■ Text passage ■

>> BEGIN

Page MenuHomePhabricator

Implement JSON-LD selection
Closed, ResolvedPublicFeature

Description

JSON-LD seems to be widely used. It is actually the structured data format recommended by Google Search.

However, it is not yet supported by Zotero or Citoid (as far as I know, although this is pending confirmation from @Mvolz). Hence, supporting this in Web2Cit may make a big difference.

Theoretically, because JSON-LD is part of the HTML, we should be able to select them with the XPath selection (already implemented). But using transformation steps afterwards to isolate the relevant metadata would be tedious and break-prone.

A specific JSON-LD selection step may have a configuration value to indicate what root or nested property in the JSON-LD one wants to select.

Because multiple JSON-LD objects may be present in one webpage, we should provide a way to indicate which one we want to select from. Should we concatenate all JSON-LD objects in a single array and select one of them using [n] indexing before indicating which property we want? For example, [1].author.name would select the name property of the author object of the second ([1]) JSON-LD object.

Alternatively, is there a standard JSON-LD query language, similar to XPath, we can use?

Event Timeline

Alternatively, is there a standard JSON-LD query language, similar to XPath, we can use?

XPath v3.1 supports JSON

I've been experimenting with JSON-LD selection. What I'm doing so far is:

  1. Concatenate multiple JSON-LD objects in a webpage into a single array (some webpages may have more than one JSON-LD object)
  2. Use JSONPath to select nodes.

You can make the following code into a bookmarklet and use it to copy the JSON-LD array described in step 1 from any webpage:

function concatAndCopy() {
  let jsonld = [];
  Array.from(
    document.querySelectorAll('script[type="application/ld+json"')

>> END

■ Raw data ■
>> BEGIN

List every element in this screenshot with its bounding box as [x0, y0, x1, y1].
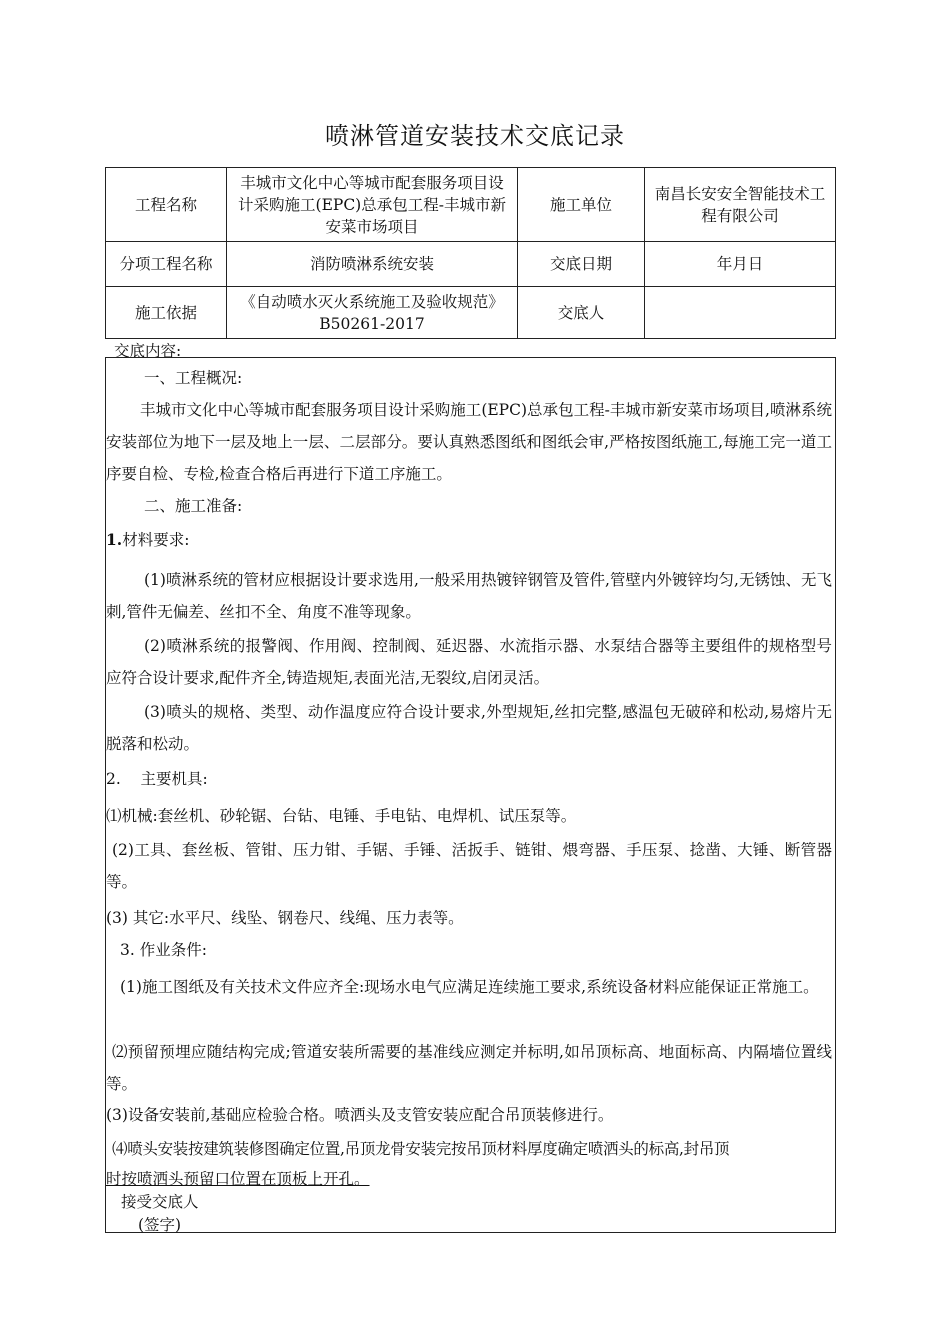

>> END

■ Task requirements ■
Update the JSON-LD selection passage by writing out the span between "Description" and "wants to select.", inclusive, with "fragile" in place of "break-prone". The lines above were taken from a different source than the JSON-LD selection passage.

■ Task solution ■
Description

JSON-LD seems to be widely used. It is actually the structured data format recommended by Google Search.

However, it is not yet supported by Zotero or Citoid (as far as I know, although this is pending confirmation from @Mvolz). Hence, supporting this in Web2Cit may make a big difference.

Theoretically, because JSON-LD is part of the HTML, we should be able to select them with the XPath selection (already implemented). But using transformation steps afterwards to isolate the relevant metadata would be tedious and fragile.

A specific JSON-LD selection step may have a configuration value to indicate what root or nested property in the JSON-LD one wants to select.